Examine the entries and show every line in which the word "transfer" is found.

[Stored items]
— BEGIN —
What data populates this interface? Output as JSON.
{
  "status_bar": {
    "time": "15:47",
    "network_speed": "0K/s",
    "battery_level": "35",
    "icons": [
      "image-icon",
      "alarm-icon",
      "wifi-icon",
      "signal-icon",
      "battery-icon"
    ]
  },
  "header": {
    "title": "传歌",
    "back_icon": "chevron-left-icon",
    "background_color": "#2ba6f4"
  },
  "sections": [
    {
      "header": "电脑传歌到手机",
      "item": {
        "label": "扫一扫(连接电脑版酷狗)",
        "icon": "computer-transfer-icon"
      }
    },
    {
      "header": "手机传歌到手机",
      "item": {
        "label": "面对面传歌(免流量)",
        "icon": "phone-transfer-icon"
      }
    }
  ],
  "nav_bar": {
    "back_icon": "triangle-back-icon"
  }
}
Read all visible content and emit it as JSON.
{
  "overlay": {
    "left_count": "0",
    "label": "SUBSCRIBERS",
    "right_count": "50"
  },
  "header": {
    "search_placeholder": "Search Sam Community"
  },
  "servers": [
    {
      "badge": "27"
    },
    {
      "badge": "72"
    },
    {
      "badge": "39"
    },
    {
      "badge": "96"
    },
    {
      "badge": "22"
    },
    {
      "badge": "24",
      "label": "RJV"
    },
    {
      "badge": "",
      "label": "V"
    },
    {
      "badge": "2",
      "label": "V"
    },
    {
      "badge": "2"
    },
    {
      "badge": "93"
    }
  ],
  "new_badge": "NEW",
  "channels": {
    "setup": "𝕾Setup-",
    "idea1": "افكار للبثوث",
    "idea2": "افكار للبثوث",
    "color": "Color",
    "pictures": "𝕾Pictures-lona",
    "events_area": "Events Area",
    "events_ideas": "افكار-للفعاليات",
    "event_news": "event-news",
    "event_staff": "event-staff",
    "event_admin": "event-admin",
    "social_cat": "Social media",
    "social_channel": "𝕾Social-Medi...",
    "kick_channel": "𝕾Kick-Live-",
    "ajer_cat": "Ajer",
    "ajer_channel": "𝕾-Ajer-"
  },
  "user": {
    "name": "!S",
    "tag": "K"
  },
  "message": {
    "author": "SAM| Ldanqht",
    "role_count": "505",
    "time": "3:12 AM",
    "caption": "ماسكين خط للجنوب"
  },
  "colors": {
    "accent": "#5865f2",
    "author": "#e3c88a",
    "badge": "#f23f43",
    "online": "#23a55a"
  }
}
— END —
— BEGIN —
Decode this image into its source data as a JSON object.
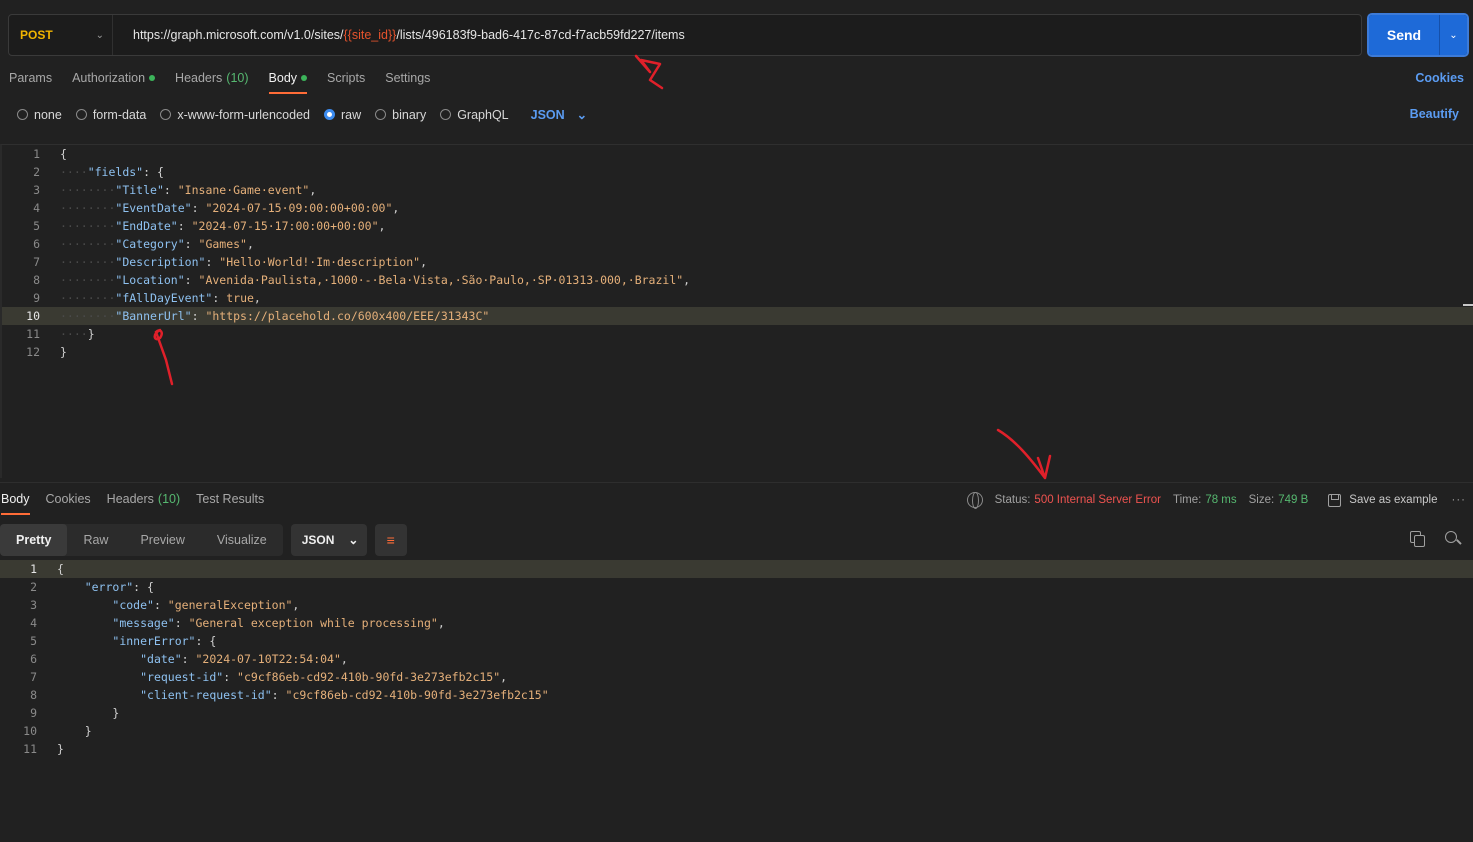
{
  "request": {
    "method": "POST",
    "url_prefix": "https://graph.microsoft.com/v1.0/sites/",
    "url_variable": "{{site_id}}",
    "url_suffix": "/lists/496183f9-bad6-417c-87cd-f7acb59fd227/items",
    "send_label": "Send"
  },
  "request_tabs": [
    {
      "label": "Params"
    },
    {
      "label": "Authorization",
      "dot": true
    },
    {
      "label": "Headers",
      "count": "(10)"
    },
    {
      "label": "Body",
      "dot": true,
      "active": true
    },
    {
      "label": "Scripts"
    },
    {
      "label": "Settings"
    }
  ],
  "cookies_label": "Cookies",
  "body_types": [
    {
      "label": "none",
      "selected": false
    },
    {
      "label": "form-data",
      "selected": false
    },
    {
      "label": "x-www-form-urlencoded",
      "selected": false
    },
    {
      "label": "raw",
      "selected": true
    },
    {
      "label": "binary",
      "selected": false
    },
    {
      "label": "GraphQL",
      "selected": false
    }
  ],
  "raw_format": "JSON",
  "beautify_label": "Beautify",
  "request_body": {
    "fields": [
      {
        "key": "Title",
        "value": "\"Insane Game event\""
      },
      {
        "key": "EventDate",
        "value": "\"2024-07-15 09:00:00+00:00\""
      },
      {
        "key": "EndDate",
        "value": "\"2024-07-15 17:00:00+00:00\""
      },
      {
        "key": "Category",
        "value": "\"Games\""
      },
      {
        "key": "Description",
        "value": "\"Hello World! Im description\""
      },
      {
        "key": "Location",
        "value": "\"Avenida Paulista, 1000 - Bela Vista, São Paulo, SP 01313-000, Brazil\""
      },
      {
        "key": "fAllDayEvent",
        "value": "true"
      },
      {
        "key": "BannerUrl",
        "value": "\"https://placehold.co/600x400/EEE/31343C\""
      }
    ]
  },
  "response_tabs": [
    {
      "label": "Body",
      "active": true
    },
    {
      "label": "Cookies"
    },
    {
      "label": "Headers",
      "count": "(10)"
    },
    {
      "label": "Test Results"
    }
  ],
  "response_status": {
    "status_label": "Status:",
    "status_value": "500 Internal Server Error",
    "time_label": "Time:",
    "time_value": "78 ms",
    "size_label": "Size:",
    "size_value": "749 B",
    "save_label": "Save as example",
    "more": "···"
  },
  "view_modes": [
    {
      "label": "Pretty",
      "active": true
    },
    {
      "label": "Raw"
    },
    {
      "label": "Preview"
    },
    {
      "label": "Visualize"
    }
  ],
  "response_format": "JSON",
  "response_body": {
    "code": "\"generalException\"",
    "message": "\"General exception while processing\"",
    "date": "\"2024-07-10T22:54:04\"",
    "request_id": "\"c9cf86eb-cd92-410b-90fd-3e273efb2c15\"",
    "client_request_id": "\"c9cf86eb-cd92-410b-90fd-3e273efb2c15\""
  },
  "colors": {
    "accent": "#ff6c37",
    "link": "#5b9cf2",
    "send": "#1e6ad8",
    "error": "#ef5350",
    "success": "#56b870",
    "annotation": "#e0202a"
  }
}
— END —
- _Exercise answer_
        "icon": "computer-transfer-icon"
        "icon": "phone-transfer-icon"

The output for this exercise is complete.